[YOUR TASK] Rewrite the material below, swapping "element name" for "label" and keeping everything else the same. Omit the pictures from your answer.

---- INFORMATION GIVEN

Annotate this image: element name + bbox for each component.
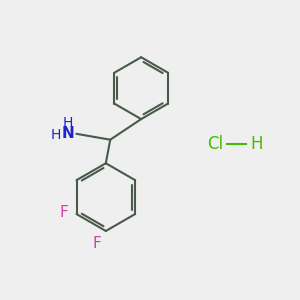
Text: F: F — [60, 205, 68, 220]
Text: H: H — [62, 116, 73, 130]
Text: F: F — [93, 236, 101, 251]
Text: N: N — [61, 126, 74, 141]
Text: H: H — [251, 135, 263, 153]
Text: H: H — [51, 128, 61, 142]
Text: Cl: Cl — [208, 135, 224, 153]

--------

[WRITTEN ANSWER]
Annotate this image: label + bbox for each component.
Text: F: F — [60, 205, 68, 220]
Text: H: H — [62, 116, 73, 130]
Text: F: F — [93, 236, 101, 251]
Text: N: N — [61, 126, 74, 141]
Text: H: H — [251, 135, 263, 153]
Text: H: H — [51, 128, 61, 142]
Text: Cl: Cl — [208, 135, 224, 153]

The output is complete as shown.